──────── Supplied records ────────

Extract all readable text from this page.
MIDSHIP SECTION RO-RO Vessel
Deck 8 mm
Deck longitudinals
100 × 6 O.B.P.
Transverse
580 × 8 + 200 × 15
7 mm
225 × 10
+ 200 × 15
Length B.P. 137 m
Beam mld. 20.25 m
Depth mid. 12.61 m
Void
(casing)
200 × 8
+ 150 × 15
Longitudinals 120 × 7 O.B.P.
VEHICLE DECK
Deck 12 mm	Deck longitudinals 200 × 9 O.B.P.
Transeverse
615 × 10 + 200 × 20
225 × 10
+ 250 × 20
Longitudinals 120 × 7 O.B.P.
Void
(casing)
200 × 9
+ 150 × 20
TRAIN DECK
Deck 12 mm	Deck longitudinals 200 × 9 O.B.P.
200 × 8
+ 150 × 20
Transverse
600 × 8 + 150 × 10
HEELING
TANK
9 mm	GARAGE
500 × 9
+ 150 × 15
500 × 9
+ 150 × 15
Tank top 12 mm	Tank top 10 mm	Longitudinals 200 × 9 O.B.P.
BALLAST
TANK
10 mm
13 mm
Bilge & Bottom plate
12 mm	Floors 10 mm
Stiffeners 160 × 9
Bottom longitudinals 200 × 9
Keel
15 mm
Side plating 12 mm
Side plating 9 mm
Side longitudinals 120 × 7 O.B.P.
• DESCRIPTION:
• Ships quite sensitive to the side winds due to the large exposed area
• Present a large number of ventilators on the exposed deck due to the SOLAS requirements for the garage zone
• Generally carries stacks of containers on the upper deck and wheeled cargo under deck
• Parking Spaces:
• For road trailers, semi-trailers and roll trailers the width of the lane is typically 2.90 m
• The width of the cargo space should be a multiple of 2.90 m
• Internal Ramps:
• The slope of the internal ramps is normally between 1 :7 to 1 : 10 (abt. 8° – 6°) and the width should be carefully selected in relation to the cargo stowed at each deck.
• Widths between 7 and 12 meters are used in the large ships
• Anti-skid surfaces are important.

────────

Instruction
All of the records must be repeated exactly.

Expected answer
Extract all readable text from this page.
MIDSHIP SECTION RO-RO Vessel
Deck 8 mm
Deck longitudinals
100 × 6 O.B.P.
Transverse
580 × 8 + 200 × 15
7 mm
225 × 10
+ 200 × 15
Length B.P. 137 m
Beam mld. 20.25 m
Depth mid. 12.61 m
Void
(casing)
200 × 8
+ 150 × 15
Longitudinals 120 × 7 O.B.P.
VEHICLE DECK
Deck 12 mm	Deck longitudinals 200 × 9 O.B.P.
Transeverse
615 × 10 + 200 × 20
225 × 10
+ 250 × 20
Longitudinals 120 × 7 O.B.P.
Void
(casing)
200 × 9
+ 150 × 20
TRAIN DECK
Deck 12 mm	Deck longitudinals 200 × 9 O.B.P.
200 × 8
+ 150 × 20
Transverse
600 × 8 + 150 × 10
HEELING
TANK
9 mm	GARAGE
500 × 9
+ 150 × 15
500 × 9
+ 150 × 15
Tank top 12 mm	Tank top 10 mm	Longitudinals 200 × 9 O.B.P.
BALLAST
TANK
10 mm
13 mm
Bilge & Bottom plate
12 mm	Floors 10 mm
Stiffeners 160 × 9
Bottom longitudinals 200 × 9
Keel
15 mm
Side plating 12 mm
Side plating 9 mm
Side longitudinals 120 × 7 O.B.P.
• DESCRIPTION:
• Ships quite sensitive to the side winds due to the large exposed area
• Present a large number of ventilators on the exposed deck due to the SOLAS requirements for the garage zone
• Generally carries stacks of containers on the upper deck and wheeled cargo under deck
• Parking Spaces:
• For road trailers, semi-trailers and roll trailers the width of the lane is typically 2.90 m
• The width of the cargo space should be a multiple of 2.90 m
• Internal Ramps:
• The slope of the internal ramps is normally between 1 :7 to 1 : 10 (abt. 8° – 6°) and the width should be carefully selected in relation to the cargo stowed at each deck.
• Widths between 7 and 12 meters are used in the large ships
• Anti-skid surfaces are important.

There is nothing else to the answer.